## [What to produce]
Check each line of the entries below for the string "this" and state how many lines have it, with no other text.

## [Dataset rows]
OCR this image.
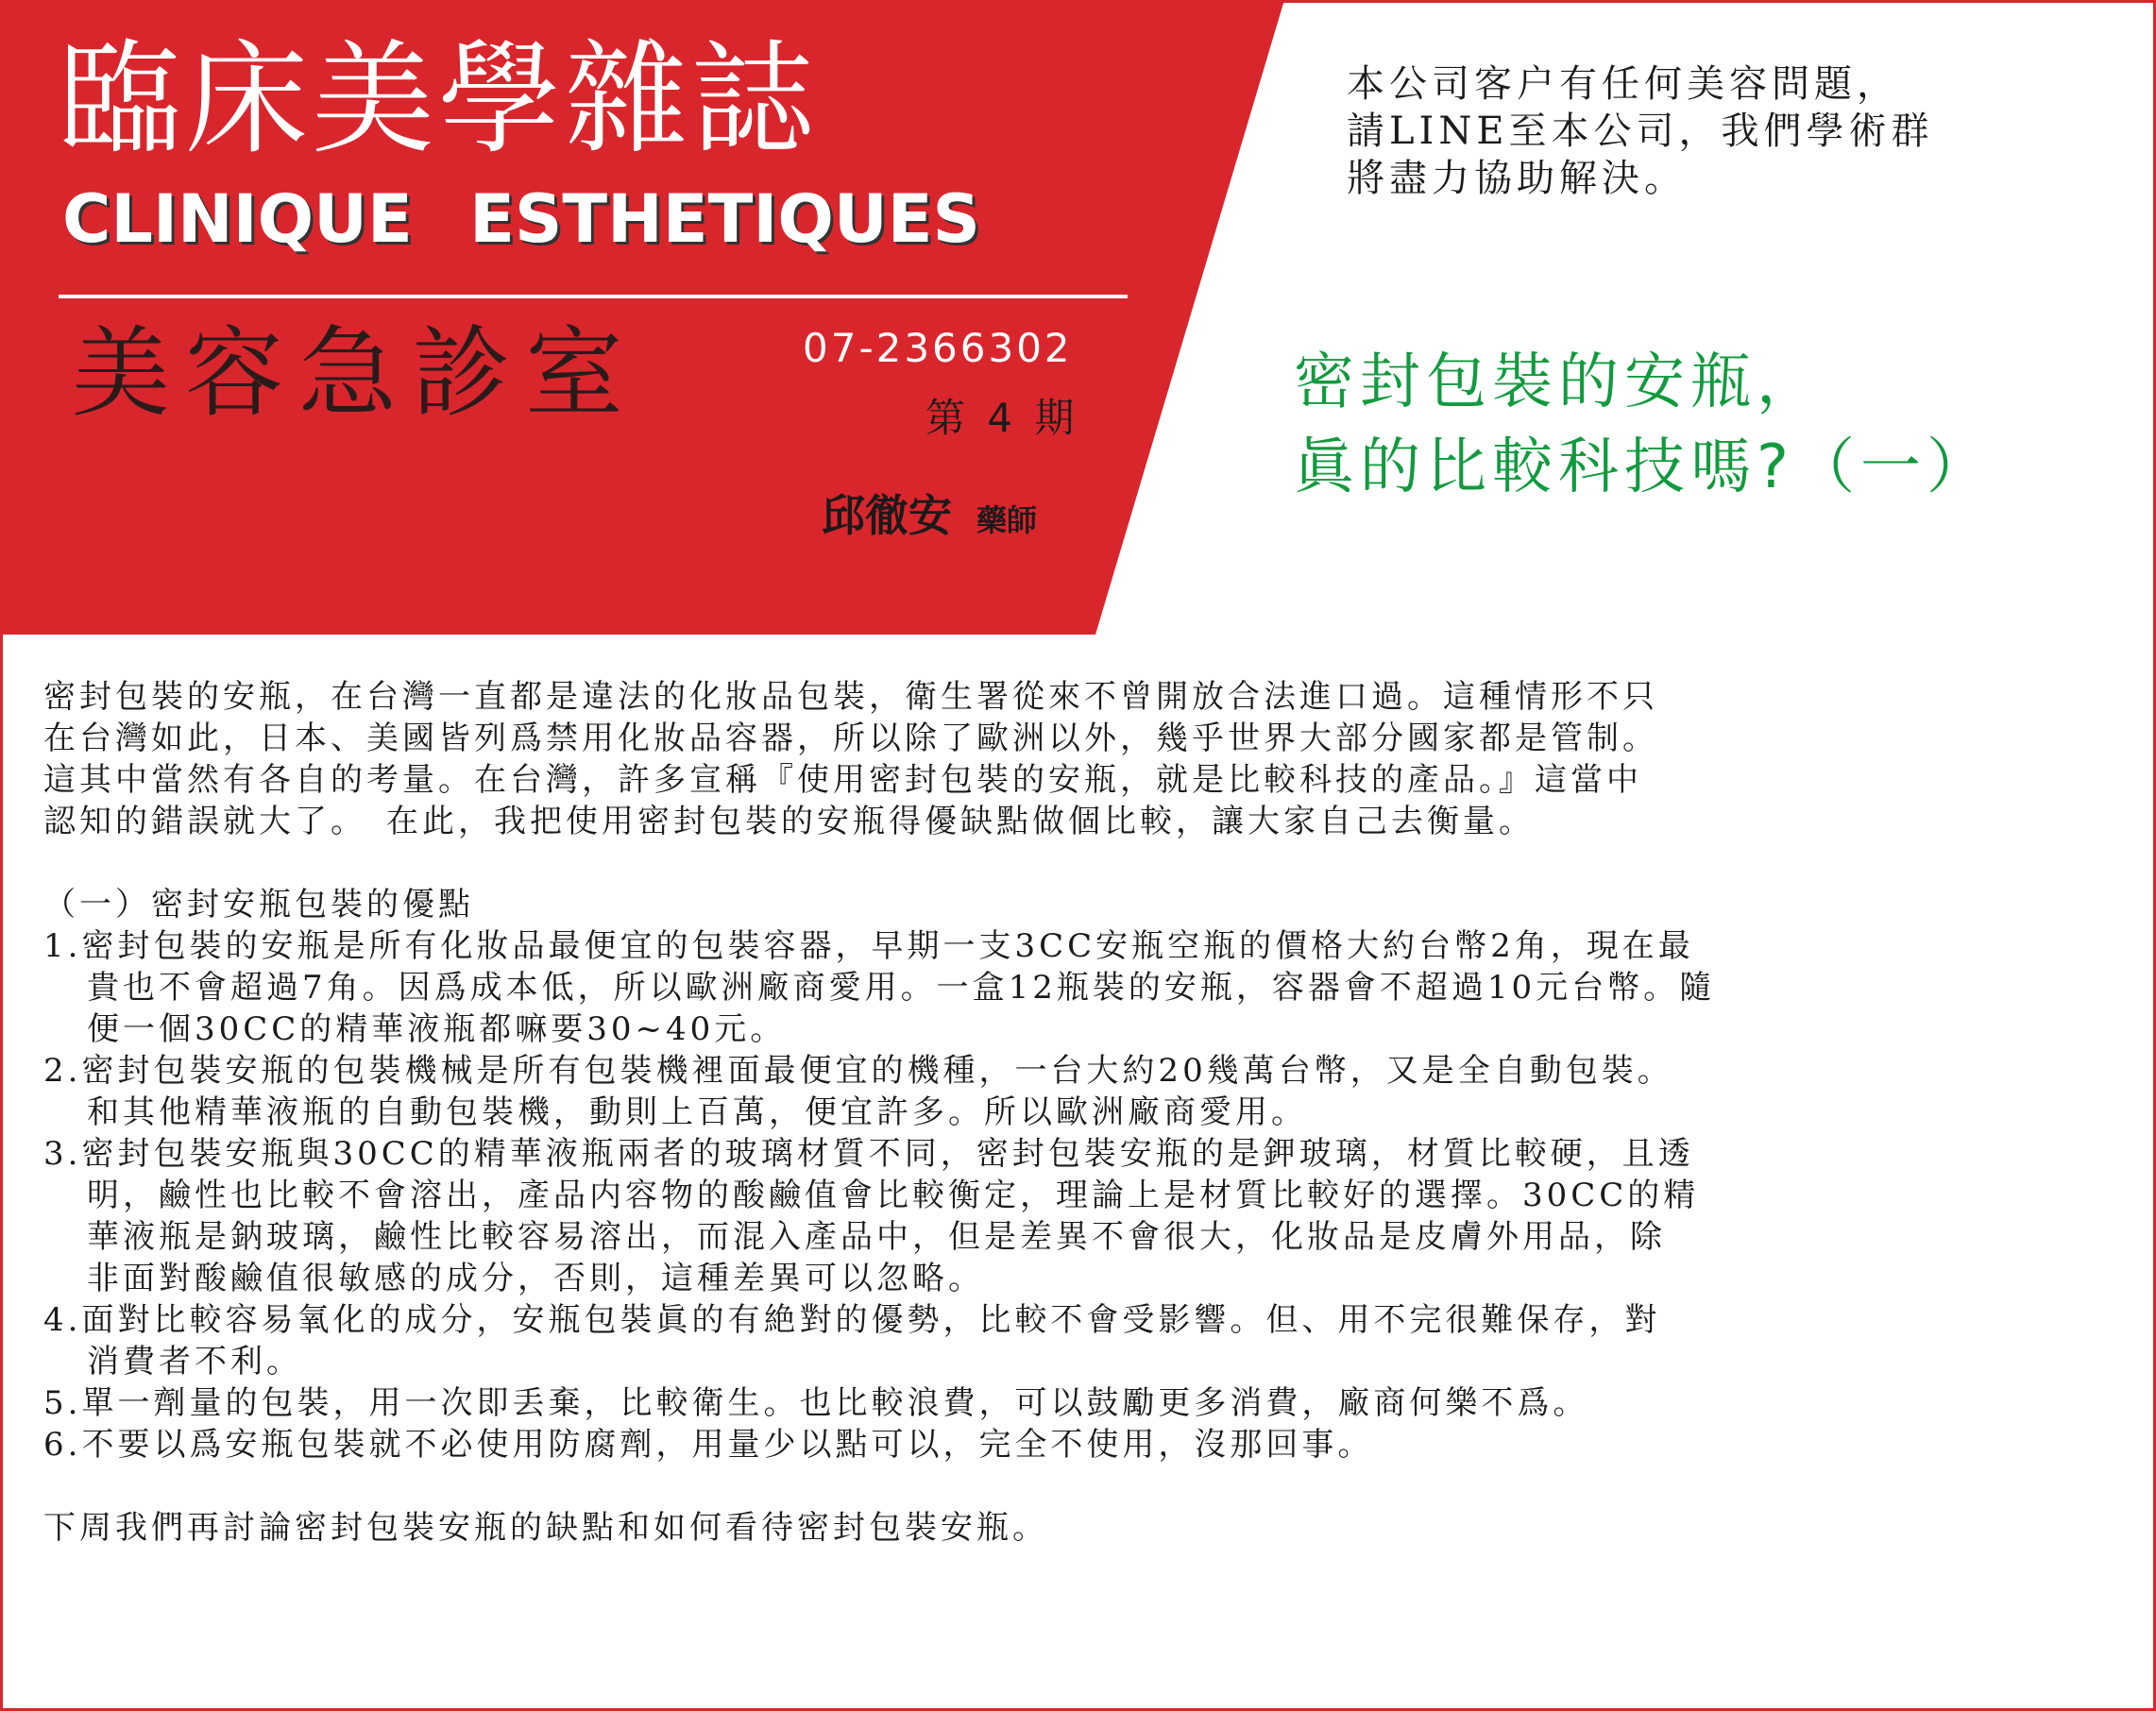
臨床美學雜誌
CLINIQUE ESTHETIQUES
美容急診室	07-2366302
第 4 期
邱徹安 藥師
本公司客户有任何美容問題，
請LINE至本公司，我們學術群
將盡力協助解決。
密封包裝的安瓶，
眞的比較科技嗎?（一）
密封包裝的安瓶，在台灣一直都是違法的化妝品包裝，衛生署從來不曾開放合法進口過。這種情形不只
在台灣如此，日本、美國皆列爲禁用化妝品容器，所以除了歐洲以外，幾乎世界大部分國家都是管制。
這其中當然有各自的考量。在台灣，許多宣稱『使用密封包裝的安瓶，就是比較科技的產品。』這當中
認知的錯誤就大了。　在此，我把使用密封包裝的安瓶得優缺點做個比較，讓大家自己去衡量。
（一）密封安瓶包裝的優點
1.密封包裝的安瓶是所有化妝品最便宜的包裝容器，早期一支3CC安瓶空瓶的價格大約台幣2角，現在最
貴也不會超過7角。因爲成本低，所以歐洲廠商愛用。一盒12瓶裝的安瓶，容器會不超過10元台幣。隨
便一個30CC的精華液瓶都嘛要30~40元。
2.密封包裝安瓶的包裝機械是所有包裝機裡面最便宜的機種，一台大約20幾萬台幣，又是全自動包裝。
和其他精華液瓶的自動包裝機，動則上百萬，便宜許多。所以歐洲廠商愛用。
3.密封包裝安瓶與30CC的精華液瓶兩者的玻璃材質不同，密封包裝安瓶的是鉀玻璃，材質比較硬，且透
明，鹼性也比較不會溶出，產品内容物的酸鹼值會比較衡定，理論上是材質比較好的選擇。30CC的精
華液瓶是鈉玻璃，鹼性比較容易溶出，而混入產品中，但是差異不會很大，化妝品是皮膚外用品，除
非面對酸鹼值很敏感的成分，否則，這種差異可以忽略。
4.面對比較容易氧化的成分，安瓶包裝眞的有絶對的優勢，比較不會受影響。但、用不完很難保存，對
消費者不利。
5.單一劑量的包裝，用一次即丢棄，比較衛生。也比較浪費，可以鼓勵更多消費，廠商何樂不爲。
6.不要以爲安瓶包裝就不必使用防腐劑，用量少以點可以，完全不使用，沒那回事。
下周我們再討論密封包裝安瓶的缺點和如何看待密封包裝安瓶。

--

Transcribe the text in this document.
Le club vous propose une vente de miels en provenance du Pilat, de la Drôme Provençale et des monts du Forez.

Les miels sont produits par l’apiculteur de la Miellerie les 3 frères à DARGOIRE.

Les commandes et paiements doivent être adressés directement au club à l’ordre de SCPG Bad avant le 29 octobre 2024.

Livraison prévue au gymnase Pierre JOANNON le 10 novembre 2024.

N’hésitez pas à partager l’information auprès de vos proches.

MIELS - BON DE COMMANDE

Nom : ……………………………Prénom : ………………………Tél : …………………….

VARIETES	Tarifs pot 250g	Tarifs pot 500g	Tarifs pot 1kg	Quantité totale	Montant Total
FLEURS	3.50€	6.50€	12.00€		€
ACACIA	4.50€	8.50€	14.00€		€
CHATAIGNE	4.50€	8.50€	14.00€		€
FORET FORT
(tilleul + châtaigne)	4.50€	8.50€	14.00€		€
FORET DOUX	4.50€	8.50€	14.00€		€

## [Exercise response]
2